Source document:
________________________________________

Physical Contact
Jul. 25th, 2002 01:37 amI love being touched. That probably sounds wrong. I like physical contact. I don't have a boyfriend, I don't have any close friends here, male or female, and I start realizing after a while how rarely I touch someone. On purpose, hardly ever. I'll end up having these days where I'll shake hands at meeting, and realize that it's the first time I've consciously touched someone since meeting the previous week. How awful is that?
no subject
Date: 2002-07-25 05:01 am (UTC)no subject
Date: 2002-07-25 06:33 am (UTC)I've been feeling very touch deprived lately too. I mean, I'm a very tactile person. I like touching and being touched. And I don't have that happen anywhere near as often as I'd like it to. Some of my friends are touchable, but lately I don't see them that much, or those that I do aren't really the touchable ones. Some have moved away. Some I just don't see very often.

________________________________________

Annotated element listings:
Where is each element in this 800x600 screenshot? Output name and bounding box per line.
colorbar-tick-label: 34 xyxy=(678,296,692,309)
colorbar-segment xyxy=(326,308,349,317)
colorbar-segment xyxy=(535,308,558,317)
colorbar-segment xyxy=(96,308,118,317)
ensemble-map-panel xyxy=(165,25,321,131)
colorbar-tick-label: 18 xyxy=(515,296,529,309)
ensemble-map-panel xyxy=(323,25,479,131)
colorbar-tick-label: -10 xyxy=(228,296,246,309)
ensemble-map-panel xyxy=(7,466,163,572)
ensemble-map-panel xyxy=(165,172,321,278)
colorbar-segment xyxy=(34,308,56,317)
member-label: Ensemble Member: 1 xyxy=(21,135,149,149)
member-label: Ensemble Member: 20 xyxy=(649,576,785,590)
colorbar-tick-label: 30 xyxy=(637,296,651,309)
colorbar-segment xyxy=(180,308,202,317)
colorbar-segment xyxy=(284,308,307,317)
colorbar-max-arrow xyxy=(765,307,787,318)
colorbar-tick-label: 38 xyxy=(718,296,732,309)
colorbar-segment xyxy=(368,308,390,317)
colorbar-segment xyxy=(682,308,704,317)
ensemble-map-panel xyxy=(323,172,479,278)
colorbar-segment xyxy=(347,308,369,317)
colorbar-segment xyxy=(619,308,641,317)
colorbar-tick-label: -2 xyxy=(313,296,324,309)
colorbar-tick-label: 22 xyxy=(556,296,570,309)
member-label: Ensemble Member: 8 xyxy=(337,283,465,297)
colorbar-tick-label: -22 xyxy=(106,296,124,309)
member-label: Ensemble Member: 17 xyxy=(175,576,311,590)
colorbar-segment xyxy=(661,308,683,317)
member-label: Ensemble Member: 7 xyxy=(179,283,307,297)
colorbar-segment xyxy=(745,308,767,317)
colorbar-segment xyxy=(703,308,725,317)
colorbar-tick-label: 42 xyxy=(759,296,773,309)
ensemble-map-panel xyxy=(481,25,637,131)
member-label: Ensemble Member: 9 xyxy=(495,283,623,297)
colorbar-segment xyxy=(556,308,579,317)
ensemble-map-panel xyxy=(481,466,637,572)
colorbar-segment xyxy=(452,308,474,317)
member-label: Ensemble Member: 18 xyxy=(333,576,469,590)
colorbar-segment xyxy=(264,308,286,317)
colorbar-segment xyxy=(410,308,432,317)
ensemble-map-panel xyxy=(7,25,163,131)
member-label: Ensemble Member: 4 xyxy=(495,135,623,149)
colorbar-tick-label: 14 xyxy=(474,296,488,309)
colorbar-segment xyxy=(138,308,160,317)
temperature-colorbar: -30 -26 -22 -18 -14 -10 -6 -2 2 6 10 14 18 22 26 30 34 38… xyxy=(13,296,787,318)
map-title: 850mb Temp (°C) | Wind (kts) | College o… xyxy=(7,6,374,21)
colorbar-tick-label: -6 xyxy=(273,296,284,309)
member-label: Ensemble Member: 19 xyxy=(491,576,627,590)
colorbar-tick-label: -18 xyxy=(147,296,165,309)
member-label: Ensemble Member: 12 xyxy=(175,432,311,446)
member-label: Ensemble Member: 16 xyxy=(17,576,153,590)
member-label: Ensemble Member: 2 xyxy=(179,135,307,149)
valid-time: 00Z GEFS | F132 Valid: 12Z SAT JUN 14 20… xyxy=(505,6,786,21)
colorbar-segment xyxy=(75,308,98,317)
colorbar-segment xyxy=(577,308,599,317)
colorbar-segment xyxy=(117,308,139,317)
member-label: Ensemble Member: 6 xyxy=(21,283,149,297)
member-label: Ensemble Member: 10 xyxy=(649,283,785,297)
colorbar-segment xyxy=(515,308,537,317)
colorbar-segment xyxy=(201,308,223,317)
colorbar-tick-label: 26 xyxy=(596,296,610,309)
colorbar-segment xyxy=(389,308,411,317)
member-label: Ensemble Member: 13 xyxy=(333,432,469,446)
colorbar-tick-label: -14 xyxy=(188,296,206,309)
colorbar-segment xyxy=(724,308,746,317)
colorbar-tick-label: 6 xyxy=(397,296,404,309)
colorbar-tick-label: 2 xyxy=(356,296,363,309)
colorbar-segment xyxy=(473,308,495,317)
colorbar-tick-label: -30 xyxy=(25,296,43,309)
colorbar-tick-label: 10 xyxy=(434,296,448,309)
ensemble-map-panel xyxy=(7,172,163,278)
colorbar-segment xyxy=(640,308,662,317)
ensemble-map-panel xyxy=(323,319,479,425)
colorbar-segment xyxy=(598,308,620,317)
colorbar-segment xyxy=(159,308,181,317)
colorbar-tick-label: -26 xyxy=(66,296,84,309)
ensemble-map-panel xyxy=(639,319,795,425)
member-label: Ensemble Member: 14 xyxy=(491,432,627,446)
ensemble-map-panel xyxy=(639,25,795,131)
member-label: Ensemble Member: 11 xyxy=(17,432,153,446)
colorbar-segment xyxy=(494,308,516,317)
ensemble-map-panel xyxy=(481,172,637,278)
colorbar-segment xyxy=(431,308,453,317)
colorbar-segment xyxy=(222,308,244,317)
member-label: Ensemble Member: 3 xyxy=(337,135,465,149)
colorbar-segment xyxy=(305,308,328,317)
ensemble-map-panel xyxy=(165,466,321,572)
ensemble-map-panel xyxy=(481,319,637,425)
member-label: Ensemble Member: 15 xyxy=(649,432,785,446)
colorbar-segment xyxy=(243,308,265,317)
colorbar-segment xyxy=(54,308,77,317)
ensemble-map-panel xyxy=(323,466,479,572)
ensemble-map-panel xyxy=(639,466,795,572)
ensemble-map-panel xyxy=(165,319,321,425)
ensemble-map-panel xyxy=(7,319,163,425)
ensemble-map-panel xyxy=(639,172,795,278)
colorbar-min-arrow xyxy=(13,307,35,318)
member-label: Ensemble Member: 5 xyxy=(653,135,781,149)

________________________________________

Directions for this task: Pick up the piece on physical contact after its last sentence and keep writing it in the same voice.

Written response:
It's worse right after I visit my family though. When I'm there, people are always hugging me, my family, my friends there (though I tend not to see them as often), my dog (well, she tries). Hell, when my brother sees me he comes over, gives me a big hug and a kiss on the cheek! So much more physical affection when I'm there and then I come home and it's like alienation central. I hate that.
touched
Date: 2002-07-25 06:40 am (UTC)--bluejack
Re: touched
Date: 2002-07-25 07:03 am (UTC)Re: touched
Date: 2002-07-25 10:18 am (UTC)spontaniety
Date: 2002-07-25 08:30 am (UTC)I got to the point in France where I'd slap my advisor on the back, punch him in the arm or otherwise hit him just to have physical contact. And while that was normal and okay, it was still pathetic. But it was France, so eventually I was able to substitute cheek kissing Doris as my daily dose. Though Jack still thought it was weird that people who see each other every day still kiss...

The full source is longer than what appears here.